#### Set task:
Every line must be returned precisely as it is written.

Dataset excerpt

──────────────────────────────

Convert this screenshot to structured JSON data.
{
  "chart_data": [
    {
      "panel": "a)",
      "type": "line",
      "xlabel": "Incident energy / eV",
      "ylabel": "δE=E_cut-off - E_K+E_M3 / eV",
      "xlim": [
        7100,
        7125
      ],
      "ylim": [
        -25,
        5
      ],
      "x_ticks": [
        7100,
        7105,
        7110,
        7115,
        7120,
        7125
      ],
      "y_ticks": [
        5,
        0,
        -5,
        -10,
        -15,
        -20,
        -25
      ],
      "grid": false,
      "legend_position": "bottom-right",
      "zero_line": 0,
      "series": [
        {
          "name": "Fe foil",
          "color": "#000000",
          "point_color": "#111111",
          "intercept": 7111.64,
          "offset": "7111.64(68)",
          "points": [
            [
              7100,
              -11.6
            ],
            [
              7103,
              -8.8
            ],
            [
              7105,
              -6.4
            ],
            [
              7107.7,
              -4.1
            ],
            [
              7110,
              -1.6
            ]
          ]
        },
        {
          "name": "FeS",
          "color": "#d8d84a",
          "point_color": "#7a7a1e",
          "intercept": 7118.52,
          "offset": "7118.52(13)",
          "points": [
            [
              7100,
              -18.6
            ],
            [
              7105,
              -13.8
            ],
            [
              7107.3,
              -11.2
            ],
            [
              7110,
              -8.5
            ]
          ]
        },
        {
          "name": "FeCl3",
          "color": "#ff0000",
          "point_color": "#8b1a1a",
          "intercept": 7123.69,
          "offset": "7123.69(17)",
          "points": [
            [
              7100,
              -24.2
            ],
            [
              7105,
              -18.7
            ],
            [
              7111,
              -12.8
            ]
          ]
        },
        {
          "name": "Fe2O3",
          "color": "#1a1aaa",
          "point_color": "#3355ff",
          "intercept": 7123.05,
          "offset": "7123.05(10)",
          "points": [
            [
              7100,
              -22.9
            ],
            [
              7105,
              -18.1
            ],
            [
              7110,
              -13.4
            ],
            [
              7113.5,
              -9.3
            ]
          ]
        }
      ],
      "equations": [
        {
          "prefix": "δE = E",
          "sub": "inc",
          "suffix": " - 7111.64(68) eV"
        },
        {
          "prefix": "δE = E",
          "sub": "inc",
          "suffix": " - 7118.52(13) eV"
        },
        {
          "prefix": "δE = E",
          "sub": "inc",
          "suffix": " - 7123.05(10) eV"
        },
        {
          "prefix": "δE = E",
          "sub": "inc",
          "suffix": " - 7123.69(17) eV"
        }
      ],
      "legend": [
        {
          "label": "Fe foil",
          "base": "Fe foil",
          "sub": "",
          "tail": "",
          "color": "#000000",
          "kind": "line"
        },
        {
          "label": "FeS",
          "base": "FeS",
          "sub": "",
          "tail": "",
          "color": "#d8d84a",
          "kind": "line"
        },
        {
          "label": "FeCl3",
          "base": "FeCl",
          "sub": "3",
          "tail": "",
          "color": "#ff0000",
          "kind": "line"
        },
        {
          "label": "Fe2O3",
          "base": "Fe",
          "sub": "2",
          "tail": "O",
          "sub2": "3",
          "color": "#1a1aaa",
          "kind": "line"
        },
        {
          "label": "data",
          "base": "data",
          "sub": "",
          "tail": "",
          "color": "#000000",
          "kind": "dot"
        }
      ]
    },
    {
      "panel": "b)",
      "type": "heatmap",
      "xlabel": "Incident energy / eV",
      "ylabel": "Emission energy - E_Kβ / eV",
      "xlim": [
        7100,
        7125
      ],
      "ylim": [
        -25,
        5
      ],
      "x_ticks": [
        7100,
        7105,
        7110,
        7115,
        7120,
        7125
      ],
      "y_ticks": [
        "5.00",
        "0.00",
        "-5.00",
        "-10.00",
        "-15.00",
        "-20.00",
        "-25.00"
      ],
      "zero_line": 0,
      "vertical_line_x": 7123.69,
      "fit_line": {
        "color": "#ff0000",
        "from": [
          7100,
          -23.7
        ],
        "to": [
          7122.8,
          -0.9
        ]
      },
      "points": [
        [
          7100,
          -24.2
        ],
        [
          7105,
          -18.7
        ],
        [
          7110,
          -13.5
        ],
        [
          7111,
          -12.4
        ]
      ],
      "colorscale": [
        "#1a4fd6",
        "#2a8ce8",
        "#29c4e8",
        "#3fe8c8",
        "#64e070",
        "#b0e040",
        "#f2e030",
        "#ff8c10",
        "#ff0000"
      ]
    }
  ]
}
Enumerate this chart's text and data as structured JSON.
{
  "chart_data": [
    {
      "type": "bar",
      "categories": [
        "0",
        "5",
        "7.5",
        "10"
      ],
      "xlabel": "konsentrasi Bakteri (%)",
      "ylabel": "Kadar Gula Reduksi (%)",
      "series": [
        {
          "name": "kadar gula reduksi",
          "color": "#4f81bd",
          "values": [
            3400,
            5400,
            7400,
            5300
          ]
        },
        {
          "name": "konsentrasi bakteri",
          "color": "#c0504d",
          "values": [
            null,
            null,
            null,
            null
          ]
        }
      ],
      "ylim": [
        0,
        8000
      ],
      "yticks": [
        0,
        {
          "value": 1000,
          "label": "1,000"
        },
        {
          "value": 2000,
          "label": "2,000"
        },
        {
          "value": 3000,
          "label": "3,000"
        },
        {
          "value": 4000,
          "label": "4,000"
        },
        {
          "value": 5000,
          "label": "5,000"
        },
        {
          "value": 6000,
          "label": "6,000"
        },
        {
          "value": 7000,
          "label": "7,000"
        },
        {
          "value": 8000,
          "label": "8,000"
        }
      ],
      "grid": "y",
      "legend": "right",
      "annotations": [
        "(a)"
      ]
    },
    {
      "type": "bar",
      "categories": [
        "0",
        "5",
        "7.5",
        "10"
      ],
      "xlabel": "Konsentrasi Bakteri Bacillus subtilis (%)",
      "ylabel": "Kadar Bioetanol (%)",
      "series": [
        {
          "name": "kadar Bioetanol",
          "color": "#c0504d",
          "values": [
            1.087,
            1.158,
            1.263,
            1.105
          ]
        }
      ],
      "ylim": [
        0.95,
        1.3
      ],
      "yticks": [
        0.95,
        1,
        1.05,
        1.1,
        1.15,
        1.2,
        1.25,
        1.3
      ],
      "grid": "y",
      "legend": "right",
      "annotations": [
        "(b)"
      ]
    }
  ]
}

──────────────────────────────

#### Final answer:
Convert this screenshot to structured JSON data.
{
  "chart_data": [
    {
      "panel": "a)",
      "type": "line",
      "xlabel": "Incident energy / eV",
      "ylabel": "δE=E_cut-off - E_K+E_M3 / eV",
      "xlim": [
        7100,
        7125
      ],
      "ylim": [
        -25,
        5
      ],
      "x_ticks": [
        7100,
        7105,
        7110,
        7115,
        7120,
        7125
      ],
      "y_ticks": [
        5,
        0,
        -5,
        -10,
        -15,
        -20,
        -25
      ],
      "grid": false,
      "legend_position": "bottom-right",
      "zero_line": 0,
      "series": [
        {
          "name": "Fe foil",
          "color": "#000000",
          "point_color": "#111111",
          "intercept": 7111.64,
          "offset": "7111.64(68)",
          "points": [
            [
              7100,
              -11.6
            ],
            [
              7103,
              -8.8
            ],
            [
              7105,
              -6.4
            ],
            [
              7107.7,
              -4.1
            ],
            [
              7110,
              -1.6
            ]
          ]
        },
        {
          "name": "FeS",
          "color": "#d8d84a",
          "point_color": "#7a7a1e",
          "intercept": 7118.52,
          "offset": "7118.52(13)",
          "points": [
            [
              7100,
              -18.6
            ],
            [
              7105,
              -13.8
            ],
            [
              7107.3,
              -11.2
            ],
            [
              7110,
              -8.5
            ]
          ]
        },
        {
          "name": "FeCl3",
          "color": "#ff0000",
          "point_color": "#8b1a1a",
          "intercept": 7123.69,
          "offset": "7123.69(17)",
          "points": [
            [
              7100,
              -24.2
            ],
            [
              7105,
              -18.7
            ],
            [
              7111,
              -12.8
            ]
          ]
        },
        {
          "name": "Fe2O3",
          "color": "#1a1aaa",
          "point_color": "#3355ff",
          "intercept": 7123.05,
          "offset": "7123.05(10)",
          "points": [
            [
              7100,
              -22.9
            ],
            [
              7105,
              -18.1
            ],
            [
              7110,
              -13.4
            ],
            [
              7113.5,
              -9.3
            ]
          ]
        }
      ],
      "equations": [
        {
          "prefix": "δE = E",
          "sub": "inc",
          "suffix": " - 7111.64(68) eV"
        },
        {
          "prefix": "δE = E",
          "sub": "inc",
          "suffix": " - 7118.52(13) eV"
        },
        {
          "prefix": "δE = E",
          "sub": "inc",
          "suffix": " - 7123.05(10) eV"
        },
        {
          "prefix": "δE = E",
          "sub": "inc",
          "suffix": " - 7123.69(17) eV"
        }
      ],
      "legend": [
        {
          "label": "Fe foil",
          "base": "Fe foil",
          "sub": "",
          "tail": "",
          "color": "#000000",
          "kind": "line"
        },
        {
          "label": "FeS",
          "base": "FeS",
          "sub": "",
          "tail": "",
          "color": "#d8d84a",
          "kind": "line"
        },
        {
          "label": "FeCl3",
          "base": "FeCl",
          "sub": "3",
          "tail": "",
          "color": "#ff0000",
          "kind": "line"
        },
        {
          "label": "Fe2O3",
          "base": "Fe",
          "sub": "2",
          "tail": "O",
          "sub2": "3",
          "color": "#1a1aaa",
          "kind": "line"
        },
        {
          "label": "data",
          "base": "data",
          "sub": "",
          "tail": "",
          "color": "#000000",
          "kind": "dot"
        }
      ]
    },
    {
      "panel": "b)",
      "type": "heatmap",
      "xlabel": "Incident energy / eV",
      "ylabel": "Emission energy - E_Kβ / eV",
      "xlim": [
        7100,
        7125
      ],
      "ylim": [
        -25,
        5
      ],
      "x_ticks": [
        7100,
        7105,
        7110,
        7115,
        7120,
        7125
      ],
      "y_ticks": [
        "5.00",
        "0.00",
        "-5.00",
        "-10.00",
        "-15.00",
        "-20.00",
        "-25.00"
      ],
      "zero_line": 0,
      "vertical_line_x": 7123.69,
      "fit_line": {
        "color": "#ff0000",
        "from": [
          7100,
          -23.7
        ],
        "to": [
          7122.8,
          -0.9
        ]
      },
      "points": [
        [
          7100,
          -24.2
        ],
        [
          7105,
          -18.7
        ],
        [
          7110,
          -13.5
        ],
        [
          7111,
          -12.4
        ]
      ],
      "colorscale": [
        "#1a4fd6",
        "#2a8ce8",
        "#29c4e8",
        "#3fe8c8",
        "#64e070",
        "#b0e040",
        "#f2e030",
        "#ff8c10",
        "#ff0000"
      ]
    }
  ]
}
Enumerate this chart's text and data as structured JSON.
{
  "chart_data": [
    {
      "type": "bar",
      "categories": [
        "0",
        "5",
        "7.5",
        "10"
      ],
      "xlabel": "konsentrasi Bakteri (%)",
      "ylabel": "Kadar Gula Reduksi (%)",
      "series": [
        {
          "name": "kadar gula reduksi",
          "color": "#4f81bd",
          "values": [
            3400,
            5400,
            7400,
            5300
          ]
        },
        {
          "name": "konsentrasi bakteri",
          "color": "#c0504d",
          "values": [
            null,
            null,
            null,
            null
          ]
        }
      ],
      "ylim": [
        0,
        8000
      ],
      "yticks": [
        0,
        {
          "value": 1000,
          "label": "1,000"
        },
        {
          "value": 2000,
          "label": "2,000"
        },
        {
          "value": 3000,
          "label": "3,000"
        },
        {
          "value": 4000,
          "label": "4,000"
        },
        {
          "value": 5000,
          "label": "5,000"
        },
        {
          "value": 6000,
          "label": "6,000"
        },
        {
          "value": 7000,
          "label": "7,000"
        },
        {
          "value": 8000,
          "label": "8,000"
        }
      ],
      "grid": "y",
      "legend": "right",
      "annotations": [
        "(a)"
      ]
    },
    {
      "type": "bar",
      "categories": [
        "0",
        "5",
        "7.5",
        "10"
      ],
      "xlabel": "Konsentrasi Bakteri Bacillus subtilis (%)",
      "ylabel": "Kadar Bioetanol (%)",
      "series": [
        {
          "name": "kadar Bioetanol",
          "color": "#c0504d",
          "values": [
            1.087,
            1.158,
            1.263,
            1.105
          ]
        }
      ],
      "ylim": [
        0.95,
        1.3
      ],
      "yticks": [
        0.95,
        1,
        1.05,
        1.1,
        1.15,
        1.2,
        1.25,
        1.3
      ],
      "grid": "y",
      "legend": "right",
      "annotations": [
        "(b)"
      ]
    }
  ]
}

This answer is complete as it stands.